Records from a data collection
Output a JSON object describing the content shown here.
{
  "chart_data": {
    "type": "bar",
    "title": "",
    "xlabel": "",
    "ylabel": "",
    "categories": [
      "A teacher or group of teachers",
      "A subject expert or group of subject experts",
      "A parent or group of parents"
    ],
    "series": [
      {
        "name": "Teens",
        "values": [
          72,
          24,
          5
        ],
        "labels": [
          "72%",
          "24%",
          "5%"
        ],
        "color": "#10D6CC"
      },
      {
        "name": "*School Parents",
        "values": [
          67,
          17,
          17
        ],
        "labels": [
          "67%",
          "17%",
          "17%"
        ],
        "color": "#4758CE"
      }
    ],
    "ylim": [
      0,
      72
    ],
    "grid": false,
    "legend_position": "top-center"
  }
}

* [REQUIREMENT]
Every record above should be output exactly.

* [CORRECT ANSWER]
Output a JSON object describing the content shown here.
{
  "chart_data": {
    "type": "bar",
    "title": "",
    "xlabel": "",
    "ylabel": "",
    "categories": [
      "A teacher or group of teachers",
      "A subject expert or group of subject experts",
      "A parent or group of parents"
    ],
    "series": [
      {
        "name": "Teens",
        "values": [
          72,
          24,
          5
        ],
        "labels": [
          "72%",
          "24%",
          "5%"
        ],
        "color": "#10D6CC"
      },
      {
        "name": "*School Parents",
        "values": [
          67,
          17,
          17
        ],
        "labels": [
          "67%",
          "17%",
          "17%"
        ],
        "color": "#4758CE"
      }
    ],
    "ylim": [
      0,
      72
    ],
    "grid": false,
    "legend_position": "top-center"
  }
}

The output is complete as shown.